=== Problem details ===
Search the material below for the string "role" and list each line that holds it.

++++++++++

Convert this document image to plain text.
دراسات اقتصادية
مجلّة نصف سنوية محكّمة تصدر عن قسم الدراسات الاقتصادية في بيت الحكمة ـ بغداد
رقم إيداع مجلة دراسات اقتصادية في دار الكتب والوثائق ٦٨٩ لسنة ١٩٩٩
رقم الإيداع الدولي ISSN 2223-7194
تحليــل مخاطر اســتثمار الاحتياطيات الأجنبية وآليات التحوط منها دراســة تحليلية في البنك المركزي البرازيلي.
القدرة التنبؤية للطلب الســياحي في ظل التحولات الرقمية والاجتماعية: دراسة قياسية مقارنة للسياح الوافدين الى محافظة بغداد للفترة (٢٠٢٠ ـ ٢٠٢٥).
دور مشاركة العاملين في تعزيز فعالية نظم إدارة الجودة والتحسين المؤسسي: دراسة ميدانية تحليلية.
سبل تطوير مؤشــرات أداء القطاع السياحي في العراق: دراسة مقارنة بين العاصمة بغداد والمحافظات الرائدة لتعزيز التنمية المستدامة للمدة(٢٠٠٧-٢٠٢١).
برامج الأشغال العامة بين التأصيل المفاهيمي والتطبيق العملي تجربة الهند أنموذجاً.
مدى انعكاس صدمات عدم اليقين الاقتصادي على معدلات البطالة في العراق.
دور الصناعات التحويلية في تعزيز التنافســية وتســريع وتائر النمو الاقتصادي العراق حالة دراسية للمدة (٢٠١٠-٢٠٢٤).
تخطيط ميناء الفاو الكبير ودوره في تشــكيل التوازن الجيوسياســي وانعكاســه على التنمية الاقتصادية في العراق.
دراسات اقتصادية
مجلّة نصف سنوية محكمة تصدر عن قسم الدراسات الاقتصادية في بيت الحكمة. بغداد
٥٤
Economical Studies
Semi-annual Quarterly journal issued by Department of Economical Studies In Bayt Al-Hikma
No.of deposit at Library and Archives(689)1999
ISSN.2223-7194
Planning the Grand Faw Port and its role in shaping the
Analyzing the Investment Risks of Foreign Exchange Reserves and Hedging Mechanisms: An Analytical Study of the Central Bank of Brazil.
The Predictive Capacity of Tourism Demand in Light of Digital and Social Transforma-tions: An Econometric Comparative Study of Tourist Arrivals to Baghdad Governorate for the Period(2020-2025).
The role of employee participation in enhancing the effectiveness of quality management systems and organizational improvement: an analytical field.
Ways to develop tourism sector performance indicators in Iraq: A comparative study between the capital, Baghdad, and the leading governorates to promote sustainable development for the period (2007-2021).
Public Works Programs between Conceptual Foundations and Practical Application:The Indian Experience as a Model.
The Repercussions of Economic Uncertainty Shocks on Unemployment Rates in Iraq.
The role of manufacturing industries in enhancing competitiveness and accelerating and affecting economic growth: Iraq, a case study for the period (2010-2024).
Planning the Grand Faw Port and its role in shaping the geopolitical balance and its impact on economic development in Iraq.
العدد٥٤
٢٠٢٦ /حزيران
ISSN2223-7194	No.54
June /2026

++++++++++

=== Written solution ===
Planning the Grand Faw Port and its role in shaping the
The role of employee participation in enhancing the effectiveness of quality management systems and organizational improvement: an analytical field.
The role of manufacturing industries in enhancing competitiveness and accelerating and affecting economic growth: Iraq, a case study for the period (2010-2024).
Planning the Grand Faw Port and its role in shaping the geopolitical balance and its impact on economic development in Iraq.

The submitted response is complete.